-- Short exercise --
Reproduce each line bearing the word "трансферты".

Data excerpts:
_____

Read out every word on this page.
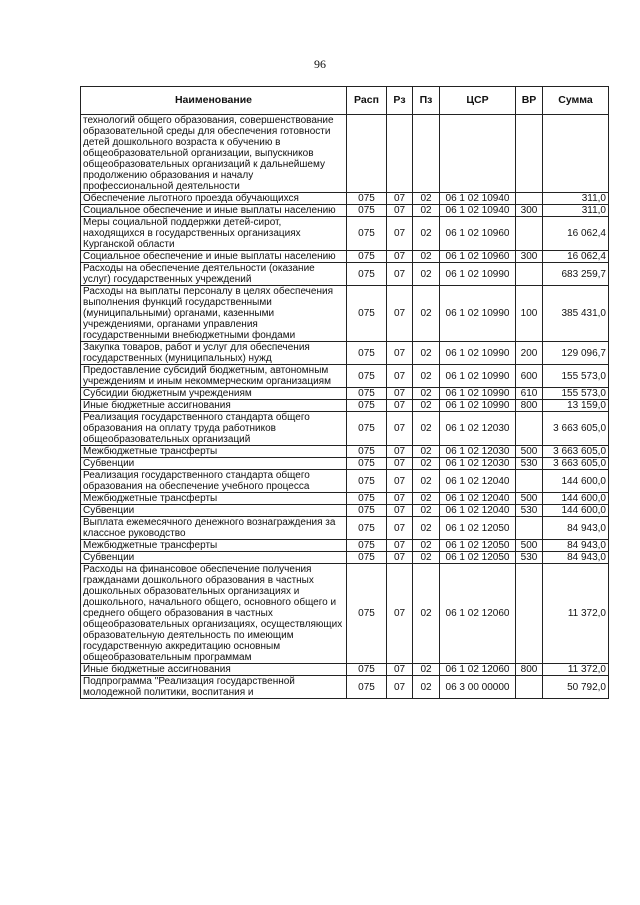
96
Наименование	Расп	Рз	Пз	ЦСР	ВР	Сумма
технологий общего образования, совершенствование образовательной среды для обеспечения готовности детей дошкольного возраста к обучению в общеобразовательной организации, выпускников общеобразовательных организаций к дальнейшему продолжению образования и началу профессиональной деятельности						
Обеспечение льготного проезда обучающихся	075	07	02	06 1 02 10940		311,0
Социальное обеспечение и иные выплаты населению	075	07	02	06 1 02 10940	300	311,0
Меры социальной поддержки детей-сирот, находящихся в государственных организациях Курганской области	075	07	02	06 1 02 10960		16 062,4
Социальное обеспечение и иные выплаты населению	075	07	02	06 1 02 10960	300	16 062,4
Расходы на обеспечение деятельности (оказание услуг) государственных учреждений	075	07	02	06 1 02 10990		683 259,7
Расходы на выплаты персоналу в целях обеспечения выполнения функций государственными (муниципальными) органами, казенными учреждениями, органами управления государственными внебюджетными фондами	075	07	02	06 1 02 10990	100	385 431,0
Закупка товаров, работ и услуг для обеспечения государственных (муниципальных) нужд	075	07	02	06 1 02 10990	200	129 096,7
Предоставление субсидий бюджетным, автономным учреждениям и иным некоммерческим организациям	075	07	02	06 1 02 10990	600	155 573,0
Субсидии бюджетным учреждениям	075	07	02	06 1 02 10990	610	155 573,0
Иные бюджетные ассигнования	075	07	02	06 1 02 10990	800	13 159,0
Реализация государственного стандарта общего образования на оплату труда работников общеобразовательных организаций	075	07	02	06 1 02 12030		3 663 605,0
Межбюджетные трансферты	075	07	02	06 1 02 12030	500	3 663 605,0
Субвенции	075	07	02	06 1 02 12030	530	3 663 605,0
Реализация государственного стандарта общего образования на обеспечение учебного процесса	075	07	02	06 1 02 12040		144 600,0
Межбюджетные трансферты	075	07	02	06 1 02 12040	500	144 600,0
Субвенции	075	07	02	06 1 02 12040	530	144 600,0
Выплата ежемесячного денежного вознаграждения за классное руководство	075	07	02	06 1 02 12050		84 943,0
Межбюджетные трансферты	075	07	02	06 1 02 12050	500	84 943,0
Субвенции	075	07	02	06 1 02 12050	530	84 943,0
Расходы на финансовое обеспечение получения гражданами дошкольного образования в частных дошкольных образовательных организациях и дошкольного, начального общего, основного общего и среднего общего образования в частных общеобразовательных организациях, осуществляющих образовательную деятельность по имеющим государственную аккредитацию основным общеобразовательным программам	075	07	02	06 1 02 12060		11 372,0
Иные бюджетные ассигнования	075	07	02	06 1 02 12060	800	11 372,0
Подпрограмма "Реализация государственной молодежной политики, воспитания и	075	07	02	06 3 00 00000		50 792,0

_____

-- Complete output --
Межбюджетные трансферты	075	07	02	06 1 02 12030	500	3 663 605,0
Межбюджетные трансферты	075	07	02	06 1 02 12040	500	144 600,0
Межбюджетные трансферты	075	07	02	06 1 02 12050	500	84 943,0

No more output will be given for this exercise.